# THE EXERCISE
Reproduce all of the data that follows, character for character.
start AVAILABLE RECORDS
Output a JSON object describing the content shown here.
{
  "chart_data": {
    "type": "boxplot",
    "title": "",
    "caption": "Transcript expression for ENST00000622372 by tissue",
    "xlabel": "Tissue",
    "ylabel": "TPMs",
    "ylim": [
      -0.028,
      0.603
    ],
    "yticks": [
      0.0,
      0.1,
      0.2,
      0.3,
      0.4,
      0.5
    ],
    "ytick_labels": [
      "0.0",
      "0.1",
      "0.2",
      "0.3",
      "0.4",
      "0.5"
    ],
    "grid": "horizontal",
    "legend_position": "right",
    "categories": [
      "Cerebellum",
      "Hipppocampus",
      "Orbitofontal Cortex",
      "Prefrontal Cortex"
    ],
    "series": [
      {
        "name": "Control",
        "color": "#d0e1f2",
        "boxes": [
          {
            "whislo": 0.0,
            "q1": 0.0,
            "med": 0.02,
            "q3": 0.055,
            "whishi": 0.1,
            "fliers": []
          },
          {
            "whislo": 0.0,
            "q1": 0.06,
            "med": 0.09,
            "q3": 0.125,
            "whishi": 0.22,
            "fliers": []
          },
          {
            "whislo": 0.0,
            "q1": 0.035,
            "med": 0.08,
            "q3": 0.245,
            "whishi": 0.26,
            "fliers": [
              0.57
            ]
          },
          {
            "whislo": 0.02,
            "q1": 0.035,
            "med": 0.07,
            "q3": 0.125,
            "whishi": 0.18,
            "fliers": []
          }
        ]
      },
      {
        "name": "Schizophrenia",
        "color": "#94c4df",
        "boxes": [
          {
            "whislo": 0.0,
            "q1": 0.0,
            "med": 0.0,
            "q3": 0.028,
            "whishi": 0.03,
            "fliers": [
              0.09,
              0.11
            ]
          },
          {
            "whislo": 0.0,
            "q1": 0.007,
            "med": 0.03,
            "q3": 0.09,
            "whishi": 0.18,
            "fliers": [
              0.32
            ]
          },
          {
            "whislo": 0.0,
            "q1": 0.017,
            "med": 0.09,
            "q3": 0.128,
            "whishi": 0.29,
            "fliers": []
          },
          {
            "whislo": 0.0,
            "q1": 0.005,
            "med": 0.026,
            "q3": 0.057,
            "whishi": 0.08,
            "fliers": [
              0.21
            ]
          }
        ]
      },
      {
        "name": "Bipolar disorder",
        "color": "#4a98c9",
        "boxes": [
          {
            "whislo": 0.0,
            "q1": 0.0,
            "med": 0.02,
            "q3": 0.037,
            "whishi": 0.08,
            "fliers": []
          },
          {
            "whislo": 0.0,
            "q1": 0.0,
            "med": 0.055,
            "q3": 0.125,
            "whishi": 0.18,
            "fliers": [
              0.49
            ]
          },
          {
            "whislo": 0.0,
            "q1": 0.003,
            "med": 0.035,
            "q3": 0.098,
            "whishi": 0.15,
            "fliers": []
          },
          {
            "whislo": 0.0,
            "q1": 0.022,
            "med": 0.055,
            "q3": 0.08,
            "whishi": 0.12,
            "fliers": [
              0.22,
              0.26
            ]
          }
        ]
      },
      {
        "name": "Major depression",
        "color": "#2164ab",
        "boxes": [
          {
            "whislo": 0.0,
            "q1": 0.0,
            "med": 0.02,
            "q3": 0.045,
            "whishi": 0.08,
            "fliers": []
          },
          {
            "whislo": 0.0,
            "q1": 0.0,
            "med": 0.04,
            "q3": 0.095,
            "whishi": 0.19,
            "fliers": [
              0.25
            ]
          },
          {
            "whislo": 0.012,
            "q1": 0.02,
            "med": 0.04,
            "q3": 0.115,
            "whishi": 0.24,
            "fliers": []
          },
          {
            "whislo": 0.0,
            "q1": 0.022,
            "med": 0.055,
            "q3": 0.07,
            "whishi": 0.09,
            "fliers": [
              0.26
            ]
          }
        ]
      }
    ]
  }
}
end AVAILABLE RECORDS
# SOLUTION FOR THIS TASK
Output a JSON object describing the content shown here.
{
  "chart_data": {
    "type": "boxplot",
    "title": "",
    "caption": "Transcript expression for ENST00000622372 by tissue",
    "xlabel": "Tissue",
    "ylabel": "TPMs",
    "ylim": [
      -0.028,
      0.603
    ],
    "yticks": [
      0.0,
      0.1,
      0.2,
      0.3,
      0.4,
      0.5
    ],
    "ytick_labels": [
      "0.0",
      "0.1",
      "0.2",
      "0.3",
      "0.4",
      "0.5"
    ],
    "grid": "horizontal",
    "legend_position": "right",
    "categories": [
      "Cerebellum",
      "Hipppocampus",
      "Orbitofontal Cortex",
      "Prefrontal Cortex"
    ],
    "series": [
      {
        "name": "Control",
        "color": "#d0e1f2",
        "boxes": [
          {
            "whislo": 0.0,
            "q1": 0.0,
            "med": 0.02,
            "q3": 0.055,
            "whishi": 0.1,
            "fliers": []
          },
          {
            "whislo": 0.0,
            "q1": 0.06,
            "med": 0.09,
            "q3": 0.125,
            "whishi": 0.22,
            "fliers": []
          },
          {
            "whislo": 0.0,
            "q1": 0.035,
            "med": 0.08,
            "q3": 0.245,
            "whishi": 0.26,
            "fliers": [
              0.57
            ]
          },
          {
            "whislo": 0.02,
            "q1": 0.035,
            "med": 0.07,
            "q3": 0.125,
            "whishi": 0.18,
            "fliers": []
          }
        ]
      },
      {
        "name": "Schizophrenia",
        "color": "#94c4df",
        "boxes": [
          {
            "whislo": 0.0,
            "q1": 0.0,
            "med": 0.0,
            "q3": 0.028,
            "whishi": 0.03,
            "fliers": [
              0.09,
              0.11
            ]
          },
          {
            "whislo": 0.0,
            "q1": 0.007,
            "med": 0.03,
            "q3": 0.09,
            "whishi": 0.18,
            "fliers": [
              0.32
            ]
          },
          {
            "whislo": 0.0,
            "q1": 0.017,
            "med": 0.09,
            "q3": 0.128,
            "whishi": 0.29,
            "fliers": []
          },
          {
            "whislo": 0.0,
            "q1": 0.005,
            "med": 0.026,
            "q3": 0.057,
            "whishi": 0.08,
            "fliers": [
              0.21
            ]
          }
        ]
      },
      {
        "name": "Bipolar disorder",
        "color": "#4a98c9",
        "boxes": [
          {
            "whislo": 0.0,
            "q1": 0.0,
            "med": 0.02,
            "q3": 0.037,
            "whishi": 0.08,
            "fliers": []
          },
          {
            "whislo": 0.0,
            "q1": 0.0,
            "med": 0.055,
            "q3": 0.125,
            "whishi": 0.18,
            "fliers": [
              0.49
            ]
          },
          {
            "whislo": 0.0,
            "q1": 0.003,
            "med": 0.035,
            "q3": 0.098,
            "whishi": 0.15,
            "fliers": []
          },
          {
            "whislo": 0.0,
            "q1": 0.022,
            "med": 0.055,
            "q3": 0.08,
            "whishi": 0.12,
            "fliers": [
              0.22,
              0.26
            ]
          }
        ]
      },
      {
        "name": "Major depression",
        "color": "#2164ab",
        "boxes": [
          {
            "whislo": 0.0,
            "q1": 0.0,
            "med": 0.02,
            "q3": 0.045,
            "whishi": 0.08,
            "fliers": []
          },
          {
            "whislo": 0.0,
            "q1": 0.0,
            "med": 0.04,
            "q3": 0.095,
            "whishi": 0.19,
            "fliers": [
              0.25
            ]
          },
          {
            "whislo": 0.012,
            "q1": 0.02,
            "med": 0.04,
            "q3": 0.115,
            "whishi": 0.24,
            "fliers": []
          },
          {
            "whislo": 0.0,
            "q1": 0.022,
            "med": 0.055,
            "q3": 0.07,
            "whishi": 0.09,
            "fliers": [
              0.26
            ]
          }
        ]
      }
    ]
  }
}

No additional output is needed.